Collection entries
>> Begin
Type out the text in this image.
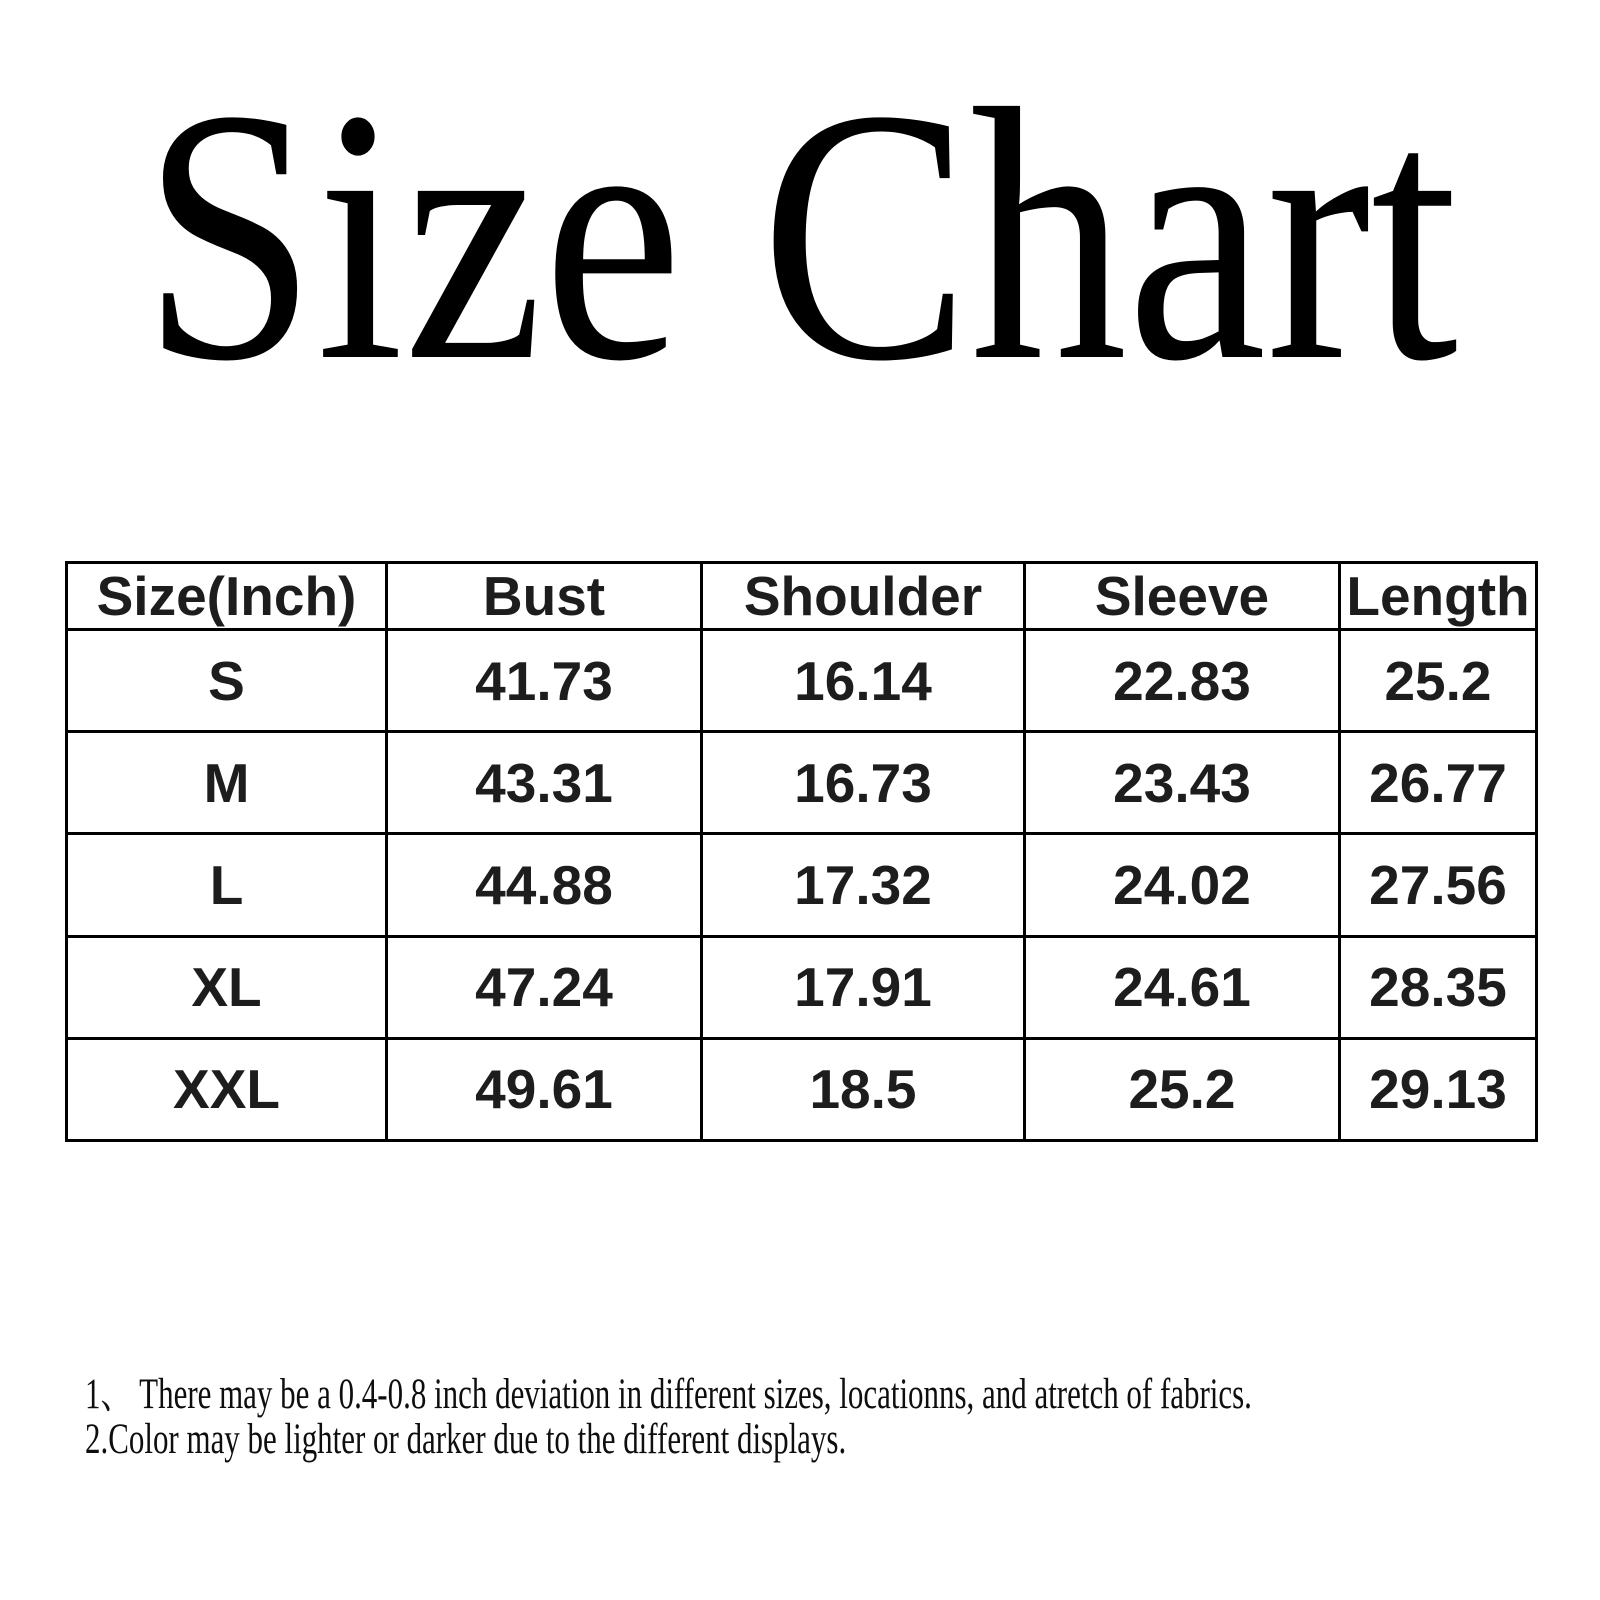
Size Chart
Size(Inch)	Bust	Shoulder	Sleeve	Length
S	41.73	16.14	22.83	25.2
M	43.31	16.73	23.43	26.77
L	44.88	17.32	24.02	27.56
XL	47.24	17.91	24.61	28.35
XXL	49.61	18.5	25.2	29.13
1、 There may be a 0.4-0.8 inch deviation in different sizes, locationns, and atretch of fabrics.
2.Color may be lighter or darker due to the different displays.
>> End
Quote the preceding listing precisely and completely, omitting its images.

■ **WRITTEN RESPONSE**
Type out the text in this image.
Size Chart
Size(Inch)	Bust	Shoulder	Sleeve	Length
S	41.73	16.14	22.83	25.2
M	43.31	16.73	23.43	26.77
L	44.88	17.32	24.02	27.56
XL	47.24	17.91	24.61	28.35
XXL	49.61	18.5	25.2	29.13
1、 There may be a 0.4-0.8 inch deviation in different sizes, locationns, and atretch of fabrics.
2.Color may be lighter or darker due to the different displays.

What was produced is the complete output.